EXERCISE INSTRUCTIONS: Repeat the entries below exactly as they appear, with no pictures.

** Start SUPPLIED DATA **

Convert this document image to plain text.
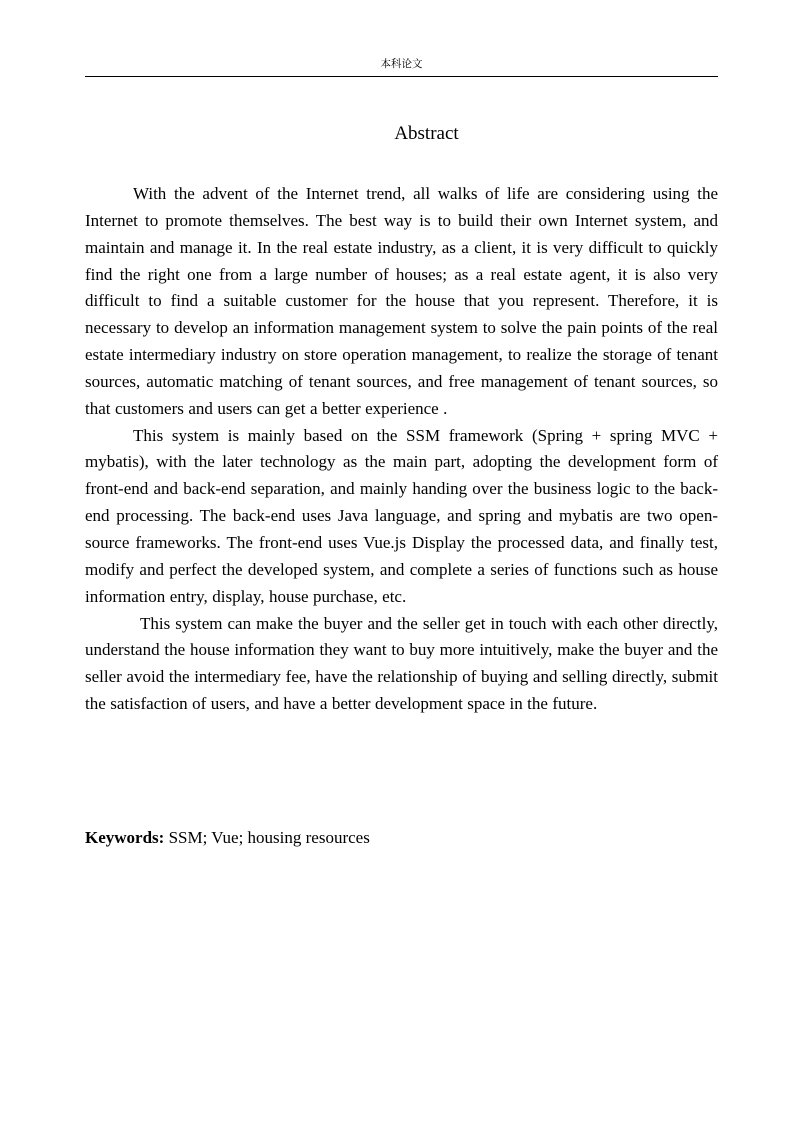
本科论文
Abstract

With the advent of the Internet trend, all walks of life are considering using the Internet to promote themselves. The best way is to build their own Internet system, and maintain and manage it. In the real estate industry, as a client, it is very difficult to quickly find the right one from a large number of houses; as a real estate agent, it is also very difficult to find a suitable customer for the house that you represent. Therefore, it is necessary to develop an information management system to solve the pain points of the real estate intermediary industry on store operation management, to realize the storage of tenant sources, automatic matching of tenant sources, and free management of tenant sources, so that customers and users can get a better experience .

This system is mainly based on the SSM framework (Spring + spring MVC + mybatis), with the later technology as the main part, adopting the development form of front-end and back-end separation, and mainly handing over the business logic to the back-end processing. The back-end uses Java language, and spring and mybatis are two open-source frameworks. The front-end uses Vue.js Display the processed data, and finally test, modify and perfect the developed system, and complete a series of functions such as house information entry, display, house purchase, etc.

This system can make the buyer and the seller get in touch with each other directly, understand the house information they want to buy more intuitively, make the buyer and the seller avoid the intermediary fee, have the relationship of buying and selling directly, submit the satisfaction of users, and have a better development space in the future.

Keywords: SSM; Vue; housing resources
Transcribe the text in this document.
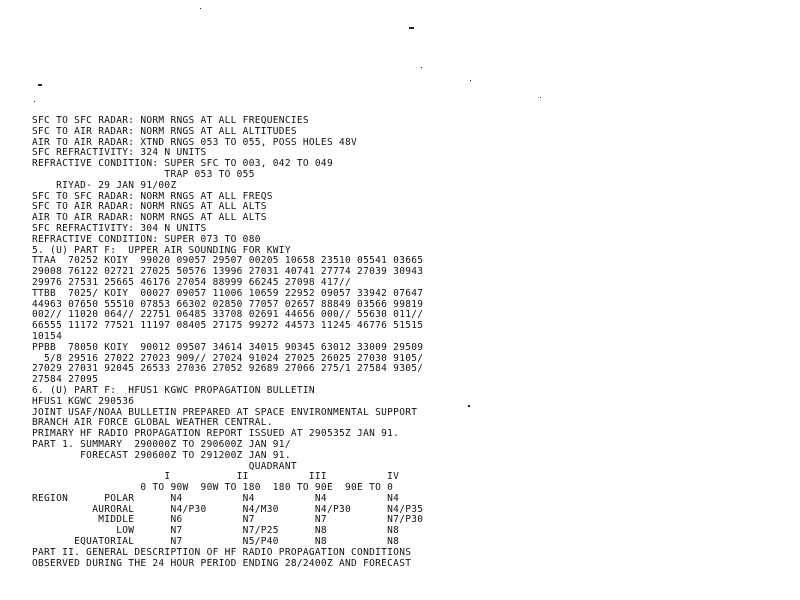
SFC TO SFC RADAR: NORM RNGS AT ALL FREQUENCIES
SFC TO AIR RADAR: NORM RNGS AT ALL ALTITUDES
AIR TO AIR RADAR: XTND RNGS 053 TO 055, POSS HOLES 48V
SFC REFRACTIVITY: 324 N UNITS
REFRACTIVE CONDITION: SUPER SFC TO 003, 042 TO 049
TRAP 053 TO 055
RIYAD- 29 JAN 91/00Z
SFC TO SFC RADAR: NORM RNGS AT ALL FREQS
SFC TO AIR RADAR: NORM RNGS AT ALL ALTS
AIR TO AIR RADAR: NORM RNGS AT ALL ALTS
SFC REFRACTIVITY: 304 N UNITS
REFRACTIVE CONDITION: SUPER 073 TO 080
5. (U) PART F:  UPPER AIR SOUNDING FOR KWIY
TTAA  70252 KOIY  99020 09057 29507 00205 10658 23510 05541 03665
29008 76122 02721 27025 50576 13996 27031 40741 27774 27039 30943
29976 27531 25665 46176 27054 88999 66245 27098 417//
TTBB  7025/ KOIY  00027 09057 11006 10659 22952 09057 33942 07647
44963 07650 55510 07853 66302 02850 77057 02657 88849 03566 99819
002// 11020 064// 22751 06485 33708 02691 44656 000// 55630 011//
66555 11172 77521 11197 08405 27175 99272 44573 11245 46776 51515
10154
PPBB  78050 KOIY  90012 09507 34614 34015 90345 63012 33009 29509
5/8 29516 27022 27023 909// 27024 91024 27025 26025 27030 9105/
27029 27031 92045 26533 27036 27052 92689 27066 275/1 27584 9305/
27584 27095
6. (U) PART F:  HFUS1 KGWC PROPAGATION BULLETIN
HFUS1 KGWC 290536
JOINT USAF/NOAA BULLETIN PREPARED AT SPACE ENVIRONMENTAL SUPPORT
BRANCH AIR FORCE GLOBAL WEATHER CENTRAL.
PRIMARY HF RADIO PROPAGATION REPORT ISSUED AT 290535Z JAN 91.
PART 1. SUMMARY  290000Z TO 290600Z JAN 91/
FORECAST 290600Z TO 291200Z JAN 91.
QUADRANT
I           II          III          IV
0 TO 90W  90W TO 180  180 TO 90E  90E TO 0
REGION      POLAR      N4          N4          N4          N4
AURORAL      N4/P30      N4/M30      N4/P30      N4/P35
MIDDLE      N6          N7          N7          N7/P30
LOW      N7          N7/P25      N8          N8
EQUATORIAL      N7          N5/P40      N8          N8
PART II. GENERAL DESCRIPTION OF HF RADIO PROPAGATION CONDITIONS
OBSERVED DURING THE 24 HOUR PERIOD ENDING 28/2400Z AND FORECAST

** End SUPPLIED DATA **

FULL SOLUTION:
Convert this document image to plain text.
本科论文
Abstract

With the advent of the Internet trend, all walks of life are considering using the Internet to promote themselves. The best way is to build their own Internet system, and maintain and manage it. In the real estate industry, as a client, it is very difficult to quickly find the right one from a large number of houses; as a real estate agent, it is also very difficult to find a suitable customer for the house that you represent. Therefore, it is necessary to develop an information management system to solve the pain points of the real estate intermediary industry on store operation management, to realize the storage of tenant sources, automatic matching of tenant sources, and free management of tenant sources, so that customers and users can get a better experience .

This system is mainly based on the SSM framework (Spring + spring MVC + mybatis), with the later technology as the main part, adopting the development form of front-end and back-end separation, and mainly handing over the business logic to the back-end processing. The back-end uses Java language, and spring and mybatis are two open-source frameworks. The front-end uses Vue.js Display the processed data, and finally test, modify and perfect the developed system, and complete a series of functions such as house information entry, display, house purchase, etc.

This system can make the buyer and the seller get in touch with each other directly, understand the house information they want to buy more intuitively, make the buyer and the seller avoid the intermediary fee, have the relationship of buying and selling directly, submit the satisfaction of users, and have a better development space in the future.

Keywords: SSM; Vue; housing resources
Transcribe the text in this document.
SFC TO SFC RADAR: NORM RNGS AT ALL FREQUENCIES
SFC TO AIR RADAR: NORM RNGS AT ALL ALTITUDES
AIR TO AIR RADAR: XTND RNGS 053 TO 055, POSS HOLES 48V
SFC REFRACTIVITY: 324 N UNITS
REFRACTIVE CONDITION: SUPER SFC TO 003, 042 TO 049
TRAP 053 TO 055
RIYAD- 29 JAN 91/00Z
SFC TO SFC RADAR: NORM RNGS AT ALL FREQS
SFC TO AIR RADAR: NORM RNGS AT ALL ALTS
AIR TO AIR RADAR: NORM RNGS AT ALL ALTS
SFC REFRACTIVITY: 304 N UNITS
REFRACTIVE CONDITION: SUPER 073 TO 080
5. (U) PART F:  UPPER AIR SOUNDING FOR KWIY
TTAA  70252 KOIY  99020 09057 29507 00205 10658 23510 05541 03665
29008 76122 02721 27025 50576 13996 27031 40741 27774 27039 30943
29976 27531 25665 46176 27054 88999 66245 27098 417//
TTBB  7025/ KOIY  00027 09057 11006 10659 22952 09057 33942 07647
44963 07650 55510 07853 66302 02850 77057 02657 88849 03566 99819
002// 11020 064// 22751 06485 33708 02691 44656 000// 55630 011//
66555 11172 77521 11197 08405 27175 99272 44573 11245 46776 51515
10154
PPBB  78050 KOIY  90012 09507 34614 34015 90345 63012 33009 29509
5/8 29516 27022 27023 909// 27024 91024 27025 26025 27030 9105/
27029 27031 92045 26533 27036 27052 92689 27066 275/1 27584 9305/
27584 27095
6. (U) PART F:  HFUS1 KGWC PROPAGATION BULLETIN
HFUS1 KGWC 290536
JOINT USAF/NOAA BULLETIN PREPARED AT SPACE ENVIRONMENTAL SUPPORT
BRANCH AIR FORCE GLOBAL WEATHER CENTRAL.
PRIMARY HF RADIO PROPAGATION REPORT ISSUED AT 290535Z JAN 91.
PART 1. SUMMARY  290000Z TO 290600Z JAN 91/
FORECAST 290600Z TO 291200Z JAN 91.
QUADRANT
I           II          III          IV
0 TO 90W  90W TO 180  180 TO 90E  90E TO 0
REGION      POLAR      N4          N4          N4          N4
AURORAL      N4/P30      N4/M30      N4/P30      N4/P35
MIDDLE      N6          N7          N7          N7/P30
LOW      N7          N7/P25      N8          N8
EQUATORIAL      N7          N5/P40      N8          N8
PART II. GENERAL DESCRIPTION OF HF RADIO PROPAGATION CONDITIONS
OBSERVED DURING THE 24 HOUR PERIOD ENDING 28/2400Z AND FORECAST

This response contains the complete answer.